— Required work —
State how many lines include "ଆପଣଙ", giving the number by itself.
◇ ◇ ◇
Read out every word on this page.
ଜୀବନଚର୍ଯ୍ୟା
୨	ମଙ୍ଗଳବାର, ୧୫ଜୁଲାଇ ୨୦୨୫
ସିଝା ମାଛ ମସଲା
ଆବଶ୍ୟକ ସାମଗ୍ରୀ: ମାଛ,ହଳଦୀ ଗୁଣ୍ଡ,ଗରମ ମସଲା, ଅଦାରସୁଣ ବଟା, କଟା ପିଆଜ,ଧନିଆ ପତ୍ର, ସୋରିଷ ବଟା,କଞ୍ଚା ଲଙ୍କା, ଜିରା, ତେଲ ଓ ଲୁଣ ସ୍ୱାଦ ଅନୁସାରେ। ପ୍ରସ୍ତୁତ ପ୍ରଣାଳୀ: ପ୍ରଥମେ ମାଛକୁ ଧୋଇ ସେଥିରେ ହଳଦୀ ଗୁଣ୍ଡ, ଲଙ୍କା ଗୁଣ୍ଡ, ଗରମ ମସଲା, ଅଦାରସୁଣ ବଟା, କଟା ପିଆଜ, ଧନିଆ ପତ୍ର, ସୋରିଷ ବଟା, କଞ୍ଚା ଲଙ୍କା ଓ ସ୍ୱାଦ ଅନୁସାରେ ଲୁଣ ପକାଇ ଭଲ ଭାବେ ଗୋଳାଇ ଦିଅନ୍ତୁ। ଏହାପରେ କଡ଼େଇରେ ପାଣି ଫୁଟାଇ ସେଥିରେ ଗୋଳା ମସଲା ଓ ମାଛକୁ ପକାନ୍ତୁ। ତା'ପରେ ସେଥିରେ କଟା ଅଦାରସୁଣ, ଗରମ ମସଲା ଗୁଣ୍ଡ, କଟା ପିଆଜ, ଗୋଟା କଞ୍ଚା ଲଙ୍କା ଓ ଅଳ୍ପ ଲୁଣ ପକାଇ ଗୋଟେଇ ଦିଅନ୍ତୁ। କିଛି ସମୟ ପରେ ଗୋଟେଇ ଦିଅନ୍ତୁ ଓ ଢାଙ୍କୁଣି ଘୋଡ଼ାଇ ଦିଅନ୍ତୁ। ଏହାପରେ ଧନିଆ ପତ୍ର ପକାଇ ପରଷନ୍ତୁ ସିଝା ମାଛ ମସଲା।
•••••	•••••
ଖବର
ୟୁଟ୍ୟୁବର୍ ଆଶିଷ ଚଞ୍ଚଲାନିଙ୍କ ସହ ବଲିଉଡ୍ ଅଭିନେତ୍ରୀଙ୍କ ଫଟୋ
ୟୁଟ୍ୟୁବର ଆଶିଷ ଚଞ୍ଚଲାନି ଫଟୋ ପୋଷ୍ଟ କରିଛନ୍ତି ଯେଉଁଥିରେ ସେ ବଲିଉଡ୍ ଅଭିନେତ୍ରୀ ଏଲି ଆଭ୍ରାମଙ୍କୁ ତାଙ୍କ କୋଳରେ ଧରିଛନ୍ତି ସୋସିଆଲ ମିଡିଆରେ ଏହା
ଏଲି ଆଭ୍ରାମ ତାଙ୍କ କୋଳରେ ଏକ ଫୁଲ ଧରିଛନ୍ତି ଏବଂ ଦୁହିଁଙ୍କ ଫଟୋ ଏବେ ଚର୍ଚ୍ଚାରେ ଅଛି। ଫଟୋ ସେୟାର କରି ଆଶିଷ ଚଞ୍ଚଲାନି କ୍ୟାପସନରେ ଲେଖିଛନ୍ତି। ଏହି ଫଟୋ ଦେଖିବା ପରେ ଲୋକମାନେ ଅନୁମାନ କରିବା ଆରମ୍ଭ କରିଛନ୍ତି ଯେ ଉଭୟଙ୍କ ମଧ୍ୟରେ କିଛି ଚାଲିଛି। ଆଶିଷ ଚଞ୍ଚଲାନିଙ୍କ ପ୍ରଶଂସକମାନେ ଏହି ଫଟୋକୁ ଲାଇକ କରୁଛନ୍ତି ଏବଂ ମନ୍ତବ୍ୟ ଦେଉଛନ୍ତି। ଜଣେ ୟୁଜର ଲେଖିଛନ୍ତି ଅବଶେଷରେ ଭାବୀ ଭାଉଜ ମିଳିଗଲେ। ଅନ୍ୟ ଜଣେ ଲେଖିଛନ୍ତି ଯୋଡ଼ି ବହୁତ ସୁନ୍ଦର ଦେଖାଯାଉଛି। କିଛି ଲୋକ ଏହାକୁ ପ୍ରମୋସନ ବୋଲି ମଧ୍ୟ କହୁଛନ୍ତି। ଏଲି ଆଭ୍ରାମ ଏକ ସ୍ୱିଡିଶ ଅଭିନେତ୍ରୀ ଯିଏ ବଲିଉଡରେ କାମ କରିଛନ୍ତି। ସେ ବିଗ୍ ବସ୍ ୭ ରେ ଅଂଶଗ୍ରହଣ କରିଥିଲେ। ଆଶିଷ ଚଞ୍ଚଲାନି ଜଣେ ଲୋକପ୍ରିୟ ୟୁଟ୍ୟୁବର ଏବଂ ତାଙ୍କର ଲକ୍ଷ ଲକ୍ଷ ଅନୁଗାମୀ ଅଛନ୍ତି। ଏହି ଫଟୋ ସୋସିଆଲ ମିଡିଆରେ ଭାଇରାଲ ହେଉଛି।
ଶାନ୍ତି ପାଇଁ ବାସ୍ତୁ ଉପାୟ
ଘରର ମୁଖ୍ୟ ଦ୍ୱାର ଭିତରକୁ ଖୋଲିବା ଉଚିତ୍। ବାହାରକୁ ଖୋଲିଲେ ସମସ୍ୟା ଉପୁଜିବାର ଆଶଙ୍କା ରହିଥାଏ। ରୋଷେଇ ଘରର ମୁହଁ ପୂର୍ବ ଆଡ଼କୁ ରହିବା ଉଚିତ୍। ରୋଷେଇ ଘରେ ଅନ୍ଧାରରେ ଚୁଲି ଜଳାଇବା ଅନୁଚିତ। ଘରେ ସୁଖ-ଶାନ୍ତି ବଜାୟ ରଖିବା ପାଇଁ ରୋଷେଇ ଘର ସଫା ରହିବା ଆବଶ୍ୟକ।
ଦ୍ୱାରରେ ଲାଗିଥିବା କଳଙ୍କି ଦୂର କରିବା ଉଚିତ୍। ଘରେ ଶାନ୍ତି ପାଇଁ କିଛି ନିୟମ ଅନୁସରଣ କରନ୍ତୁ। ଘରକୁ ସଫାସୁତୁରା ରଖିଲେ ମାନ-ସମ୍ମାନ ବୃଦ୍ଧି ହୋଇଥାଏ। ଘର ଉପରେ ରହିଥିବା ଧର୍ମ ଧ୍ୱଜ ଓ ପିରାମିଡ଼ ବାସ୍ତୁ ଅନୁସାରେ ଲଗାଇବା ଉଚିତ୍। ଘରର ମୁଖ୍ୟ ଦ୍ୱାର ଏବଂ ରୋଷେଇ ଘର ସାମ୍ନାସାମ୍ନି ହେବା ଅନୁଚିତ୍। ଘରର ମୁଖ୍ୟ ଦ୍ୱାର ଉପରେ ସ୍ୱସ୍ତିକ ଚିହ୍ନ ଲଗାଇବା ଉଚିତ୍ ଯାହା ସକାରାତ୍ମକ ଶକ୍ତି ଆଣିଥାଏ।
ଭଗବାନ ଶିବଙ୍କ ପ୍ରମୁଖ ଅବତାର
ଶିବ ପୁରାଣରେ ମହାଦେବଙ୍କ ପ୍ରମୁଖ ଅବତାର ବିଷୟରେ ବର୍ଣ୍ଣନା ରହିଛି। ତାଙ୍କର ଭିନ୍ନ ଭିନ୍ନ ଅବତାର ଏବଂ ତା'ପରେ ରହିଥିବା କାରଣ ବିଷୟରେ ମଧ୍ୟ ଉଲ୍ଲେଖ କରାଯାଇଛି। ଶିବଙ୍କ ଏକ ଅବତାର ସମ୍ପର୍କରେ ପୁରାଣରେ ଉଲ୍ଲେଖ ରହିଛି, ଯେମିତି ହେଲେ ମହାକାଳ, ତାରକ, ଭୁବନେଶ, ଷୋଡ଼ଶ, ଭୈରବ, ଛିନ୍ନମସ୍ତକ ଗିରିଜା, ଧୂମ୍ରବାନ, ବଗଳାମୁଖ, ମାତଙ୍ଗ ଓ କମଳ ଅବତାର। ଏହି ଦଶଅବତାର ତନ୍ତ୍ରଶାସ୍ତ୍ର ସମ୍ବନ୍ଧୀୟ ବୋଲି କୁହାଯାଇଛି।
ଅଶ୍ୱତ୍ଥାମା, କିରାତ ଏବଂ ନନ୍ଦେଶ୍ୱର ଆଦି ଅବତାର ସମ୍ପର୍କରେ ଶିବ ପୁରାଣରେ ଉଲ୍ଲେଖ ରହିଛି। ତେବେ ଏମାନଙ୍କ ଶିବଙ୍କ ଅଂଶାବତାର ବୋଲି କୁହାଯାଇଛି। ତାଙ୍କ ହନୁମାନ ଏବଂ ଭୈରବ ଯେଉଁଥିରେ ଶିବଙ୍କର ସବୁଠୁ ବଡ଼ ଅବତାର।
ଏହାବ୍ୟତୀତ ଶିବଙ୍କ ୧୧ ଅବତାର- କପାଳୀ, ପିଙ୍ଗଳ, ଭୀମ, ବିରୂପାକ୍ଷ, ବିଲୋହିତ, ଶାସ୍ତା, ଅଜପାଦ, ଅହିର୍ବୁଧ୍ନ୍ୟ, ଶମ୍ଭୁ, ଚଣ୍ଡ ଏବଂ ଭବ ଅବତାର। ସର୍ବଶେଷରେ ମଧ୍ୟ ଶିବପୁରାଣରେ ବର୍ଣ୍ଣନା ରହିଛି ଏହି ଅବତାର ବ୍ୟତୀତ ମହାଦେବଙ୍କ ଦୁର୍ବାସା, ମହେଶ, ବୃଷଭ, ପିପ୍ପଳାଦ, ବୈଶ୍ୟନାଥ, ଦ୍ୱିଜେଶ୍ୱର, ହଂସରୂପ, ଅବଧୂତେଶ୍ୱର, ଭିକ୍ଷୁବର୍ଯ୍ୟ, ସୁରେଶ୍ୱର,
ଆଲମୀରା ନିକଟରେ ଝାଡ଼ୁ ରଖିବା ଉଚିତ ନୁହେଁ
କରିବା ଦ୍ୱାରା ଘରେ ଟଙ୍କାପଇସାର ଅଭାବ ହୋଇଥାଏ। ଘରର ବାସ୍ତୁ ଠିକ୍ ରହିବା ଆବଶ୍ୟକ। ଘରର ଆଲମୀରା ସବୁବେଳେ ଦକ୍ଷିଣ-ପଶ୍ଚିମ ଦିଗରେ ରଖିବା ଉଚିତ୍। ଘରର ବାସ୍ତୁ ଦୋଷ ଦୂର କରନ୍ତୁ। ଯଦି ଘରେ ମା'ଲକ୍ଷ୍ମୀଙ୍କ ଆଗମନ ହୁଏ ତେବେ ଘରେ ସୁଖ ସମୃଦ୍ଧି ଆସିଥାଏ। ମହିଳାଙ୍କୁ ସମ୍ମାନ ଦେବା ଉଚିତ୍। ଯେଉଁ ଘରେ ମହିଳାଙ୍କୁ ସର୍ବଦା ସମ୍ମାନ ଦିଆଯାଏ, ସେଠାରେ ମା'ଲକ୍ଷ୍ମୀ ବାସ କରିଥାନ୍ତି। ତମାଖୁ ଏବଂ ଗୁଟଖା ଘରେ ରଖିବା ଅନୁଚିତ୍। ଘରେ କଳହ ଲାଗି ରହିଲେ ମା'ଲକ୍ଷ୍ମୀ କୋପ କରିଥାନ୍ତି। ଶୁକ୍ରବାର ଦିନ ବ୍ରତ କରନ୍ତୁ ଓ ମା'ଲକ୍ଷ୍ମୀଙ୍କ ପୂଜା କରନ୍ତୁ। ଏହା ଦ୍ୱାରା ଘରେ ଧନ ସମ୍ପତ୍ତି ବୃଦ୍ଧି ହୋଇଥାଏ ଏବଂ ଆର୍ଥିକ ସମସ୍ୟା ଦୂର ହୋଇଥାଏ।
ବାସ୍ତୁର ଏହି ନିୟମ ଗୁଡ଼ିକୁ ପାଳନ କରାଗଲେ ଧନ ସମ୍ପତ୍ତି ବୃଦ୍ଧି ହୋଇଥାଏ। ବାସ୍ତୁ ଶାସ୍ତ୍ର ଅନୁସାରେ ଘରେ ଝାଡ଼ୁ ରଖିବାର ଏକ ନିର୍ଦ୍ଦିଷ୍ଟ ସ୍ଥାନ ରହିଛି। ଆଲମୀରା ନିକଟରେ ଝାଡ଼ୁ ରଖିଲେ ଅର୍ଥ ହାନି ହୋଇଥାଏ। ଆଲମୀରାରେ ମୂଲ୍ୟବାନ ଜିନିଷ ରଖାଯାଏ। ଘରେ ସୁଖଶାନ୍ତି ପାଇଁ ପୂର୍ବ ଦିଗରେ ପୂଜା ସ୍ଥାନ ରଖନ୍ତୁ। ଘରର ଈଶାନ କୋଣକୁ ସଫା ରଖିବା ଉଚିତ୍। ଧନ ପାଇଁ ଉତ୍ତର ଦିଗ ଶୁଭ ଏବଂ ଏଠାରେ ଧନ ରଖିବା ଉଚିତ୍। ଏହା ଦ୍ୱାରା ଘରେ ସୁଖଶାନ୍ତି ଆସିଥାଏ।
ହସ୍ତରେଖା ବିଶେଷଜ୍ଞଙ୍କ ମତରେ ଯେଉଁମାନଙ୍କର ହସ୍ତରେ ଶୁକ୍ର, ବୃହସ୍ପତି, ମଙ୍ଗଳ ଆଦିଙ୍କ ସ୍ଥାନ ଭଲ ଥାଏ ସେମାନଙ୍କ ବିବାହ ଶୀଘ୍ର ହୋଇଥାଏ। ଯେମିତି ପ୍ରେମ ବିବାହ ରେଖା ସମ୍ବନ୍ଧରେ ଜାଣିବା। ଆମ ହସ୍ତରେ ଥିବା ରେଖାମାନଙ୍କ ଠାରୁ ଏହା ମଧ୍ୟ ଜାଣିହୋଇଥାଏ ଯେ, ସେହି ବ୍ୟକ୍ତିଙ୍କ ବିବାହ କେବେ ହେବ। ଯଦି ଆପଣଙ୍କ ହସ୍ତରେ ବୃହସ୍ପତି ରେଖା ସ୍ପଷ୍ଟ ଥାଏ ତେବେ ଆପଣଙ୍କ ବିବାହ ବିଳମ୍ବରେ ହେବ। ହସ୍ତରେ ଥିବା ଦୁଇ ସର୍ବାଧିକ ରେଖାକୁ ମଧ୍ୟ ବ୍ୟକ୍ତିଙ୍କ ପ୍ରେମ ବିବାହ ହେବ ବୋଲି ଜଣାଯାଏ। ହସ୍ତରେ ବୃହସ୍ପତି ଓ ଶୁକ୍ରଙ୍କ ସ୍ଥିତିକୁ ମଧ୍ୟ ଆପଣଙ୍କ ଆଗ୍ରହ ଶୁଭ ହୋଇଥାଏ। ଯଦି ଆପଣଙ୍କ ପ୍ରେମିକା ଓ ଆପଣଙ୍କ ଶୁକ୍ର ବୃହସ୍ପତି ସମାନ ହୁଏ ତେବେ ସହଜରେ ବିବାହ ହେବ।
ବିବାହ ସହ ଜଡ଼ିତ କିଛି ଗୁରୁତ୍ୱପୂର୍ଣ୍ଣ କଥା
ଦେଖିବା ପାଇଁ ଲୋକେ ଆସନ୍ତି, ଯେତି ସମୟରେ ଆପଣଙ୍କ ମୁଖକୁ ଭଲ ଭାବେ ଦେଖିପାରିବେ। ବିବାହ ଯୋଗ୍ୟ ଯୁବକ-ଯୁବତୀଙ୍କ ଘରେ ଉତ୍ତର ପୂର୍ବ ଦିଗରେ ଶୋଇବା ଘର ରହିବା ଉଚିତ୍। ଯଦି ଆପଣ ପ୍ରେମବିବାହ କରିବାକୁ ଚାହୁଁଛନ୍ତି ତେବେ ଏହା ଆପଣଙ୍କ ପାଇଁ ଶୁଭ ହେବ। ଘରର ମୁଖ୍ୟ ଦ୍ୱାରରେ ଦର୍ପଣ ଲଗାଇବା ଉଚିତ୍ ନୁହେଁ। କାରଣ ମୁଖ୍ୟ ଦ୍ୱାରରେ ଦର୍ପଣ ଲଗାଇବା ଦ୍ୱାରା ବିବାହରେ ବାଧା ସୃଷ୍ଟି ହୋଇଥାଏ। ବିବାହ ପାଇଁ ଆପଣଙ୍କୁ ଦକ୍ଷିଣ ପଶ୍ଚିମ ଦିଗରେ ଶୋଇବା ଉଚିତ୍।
◇ ◇ ◇
— Written answer —
2